- _Instructions for the task_:
Identify every line containing the word "this" and reproduce each one.

--- START Record set ---

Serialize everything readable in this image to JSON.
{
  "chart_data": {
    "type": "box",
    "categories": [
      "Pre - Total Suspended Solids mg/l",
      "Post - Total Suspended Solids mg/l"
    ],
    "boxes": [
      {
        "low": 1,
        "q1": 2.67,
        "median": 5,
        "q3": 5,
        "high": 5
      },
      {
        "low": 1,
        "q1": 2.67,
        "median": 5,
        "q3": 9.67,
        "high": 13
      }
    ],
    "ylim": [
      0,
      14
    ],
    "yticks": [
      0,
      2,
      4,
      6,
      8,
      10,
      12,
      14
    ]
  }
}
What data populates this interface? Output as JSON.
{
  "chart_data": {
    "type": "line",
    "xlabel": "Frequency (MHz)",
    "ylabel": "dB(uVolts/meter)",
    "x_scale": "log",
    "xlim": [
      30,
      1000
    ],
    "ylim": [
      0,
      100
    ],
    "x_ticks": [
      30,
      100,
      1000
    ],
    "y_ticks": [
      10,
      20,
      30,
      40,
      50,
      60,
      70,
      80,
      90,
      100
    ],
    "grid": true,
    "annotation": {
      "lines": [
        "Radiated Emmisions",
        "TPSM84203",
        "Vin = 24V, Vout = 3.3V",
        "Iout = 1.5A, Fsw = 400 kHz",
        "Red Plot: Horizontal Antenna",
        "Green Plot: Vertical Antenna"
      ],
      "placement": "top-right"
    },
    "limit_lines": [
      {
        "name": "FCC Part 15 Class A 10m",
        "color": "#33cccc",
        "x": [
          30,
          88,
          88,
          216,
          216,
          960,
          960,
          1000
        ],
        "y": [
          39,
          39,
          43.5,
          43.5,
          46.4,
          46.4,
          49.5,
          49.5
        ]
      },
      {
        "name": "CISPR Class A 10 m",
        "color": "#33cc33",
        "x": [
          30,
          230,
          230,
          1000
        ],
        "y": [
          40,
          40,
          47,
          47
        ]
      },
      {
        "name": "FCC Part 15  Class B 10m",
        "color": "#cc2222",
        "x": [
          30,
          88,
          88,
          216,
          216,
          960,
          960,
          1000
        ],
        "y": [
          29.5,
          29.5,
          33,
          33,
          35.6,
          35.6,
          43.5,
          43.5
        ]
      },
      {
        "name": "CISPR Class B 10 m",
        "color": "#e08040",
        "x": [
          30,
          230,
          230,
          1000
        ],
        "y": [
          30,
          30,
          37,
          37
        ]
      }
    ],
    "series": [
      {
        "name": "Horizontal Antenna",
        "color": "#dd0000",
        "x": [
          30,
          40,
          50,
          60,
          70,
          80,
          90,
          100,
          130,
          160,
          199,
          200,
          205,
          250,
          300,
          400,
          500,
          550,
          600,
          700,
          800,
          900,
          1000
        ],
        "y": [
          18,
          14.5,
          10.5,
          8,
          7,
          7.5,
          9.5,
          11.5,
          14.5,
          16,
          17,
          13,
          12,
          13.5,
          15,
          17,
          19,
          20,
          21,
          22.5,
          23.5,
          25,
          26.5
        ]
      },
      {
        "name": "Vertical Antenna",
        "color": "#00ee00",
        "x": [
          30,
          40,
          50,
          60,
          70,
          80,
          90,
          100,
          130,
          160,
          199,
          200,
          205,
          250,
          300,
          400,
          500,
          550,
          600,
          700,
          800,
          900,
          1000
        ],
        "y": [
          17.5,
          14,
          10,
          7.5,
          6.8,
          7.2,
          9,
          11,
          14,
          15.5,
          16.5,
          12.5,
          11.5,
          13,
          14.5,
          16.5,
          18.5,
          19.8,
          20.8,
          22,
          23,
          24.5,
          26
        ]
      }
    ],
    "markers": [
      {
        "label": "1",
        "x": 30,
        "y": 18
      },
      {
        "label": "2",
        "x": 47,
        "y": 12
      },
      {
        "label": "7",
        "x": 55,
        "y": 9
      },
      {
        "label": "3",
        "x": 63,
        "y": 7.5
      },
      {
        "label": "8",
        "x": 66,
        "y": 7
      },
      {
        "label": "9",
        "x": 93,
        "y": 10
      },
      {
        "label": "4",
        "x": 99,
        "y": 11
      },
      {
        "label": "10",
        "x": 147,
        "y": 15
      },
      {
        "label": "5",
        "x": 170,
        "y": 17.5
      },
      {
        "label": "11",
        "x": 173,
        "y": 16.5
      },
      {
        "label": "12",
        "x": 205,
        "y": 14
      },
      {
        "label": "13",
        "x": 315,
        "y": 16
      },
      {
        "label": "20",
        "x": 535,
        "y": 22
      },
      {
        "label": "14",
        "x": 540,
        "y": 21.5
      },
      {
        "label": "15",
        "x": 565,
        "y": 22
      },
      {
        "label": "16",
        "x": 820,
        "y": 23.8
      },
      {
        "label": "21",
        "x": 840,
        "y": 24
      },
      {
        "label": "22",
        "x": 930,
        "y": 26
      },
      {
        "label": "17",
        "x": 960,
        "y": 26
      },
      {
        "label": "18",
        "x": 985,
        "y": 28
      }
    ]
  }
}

--- END Record set ---

- _Expected output_:
Serialize everything readable in this image to JSON.
What data populates this interface? Output as JSON.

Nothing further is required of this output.